= PROBLEM STATEMENT =
Leave out the pictures and transcribe the rest of the records exactly.

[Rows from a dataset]
┄┄┄┄┄┄

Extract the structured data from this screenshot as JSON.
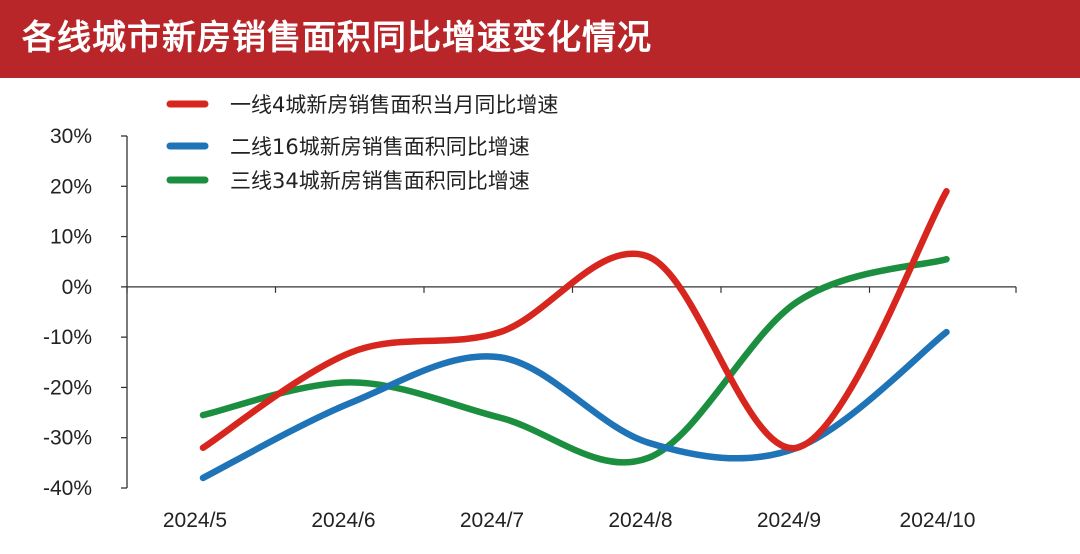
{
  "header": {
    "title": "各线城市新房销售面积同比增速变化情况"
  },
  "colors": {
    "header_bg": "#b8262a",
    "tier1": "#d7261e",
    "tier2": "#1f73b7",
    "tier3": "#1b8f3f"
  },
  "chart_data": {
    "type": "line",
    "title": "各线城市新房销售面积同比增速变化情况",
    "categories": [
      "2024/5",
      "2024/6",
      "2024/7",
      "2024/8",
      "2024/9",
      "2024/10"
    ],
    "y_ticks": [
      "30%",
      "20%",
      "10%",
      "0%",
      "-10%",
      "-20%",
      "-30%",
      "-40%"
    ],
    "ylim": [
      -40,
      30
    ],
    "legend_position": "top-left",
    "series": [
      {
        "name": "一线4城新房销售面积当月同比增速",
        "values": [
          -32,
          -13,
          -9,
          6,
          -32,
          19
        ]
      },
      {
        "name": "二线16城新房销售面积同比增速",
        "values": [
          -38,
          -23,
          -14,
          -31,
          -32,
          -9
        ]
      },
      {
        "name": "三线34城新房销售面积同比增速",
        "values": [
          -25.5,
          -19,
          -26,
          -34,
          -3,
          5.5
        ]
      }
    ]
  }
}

┄┄┄┄┄┄

= REPLY =
Extract the structured data from this screenshot as JSON.
{
  "header": {
    "title": "各线城市新房销售面积同比增速变化情况"
  },
  "colors": {
    "header_bg": "#b8262a",
    "tier1": "#d7261e",
    "tier2": "#1f73b7",
    "tier3": "#1b8f3f"
  },
  "chart_data": {
    "type": "line",
    "title": "各线城市新房销售面积同比增速变化情况",
    "categories": [
      "2024/5",
      "2024/6",
      "2024/7",
      "2024/8",
      "2024/9",
      "2024/10"
    ],
    "y_ticks": [
      "30%",
      "20%",
      "10%",
      "0%",
      "-10%",
      "-20%",
      "-30%",
      "-40%"
    ],
    "ylim": [
      -40,
      30
    ],
    "legend_position": "top-left",
    "series": [
      {
        "name": "一线4城新房销售面积当月同比增速",
        "values": [
          -32,
          -13,
          -9,
          6,
          -32,
          19
        ]
      },
      {
        "name": "二线16城新房销售面积同比增速",
        "values": [
          -38,
          -23,
          -14,
          -31,
          -32,
          -9
        ]
      },
      {
        "name": "三线34城新房销售面积同比增速",
        "values": [
          -25.5,
          -19,
          -26,
          -34,
          -3,
          5.5
        ]
      }
    ]
  }
}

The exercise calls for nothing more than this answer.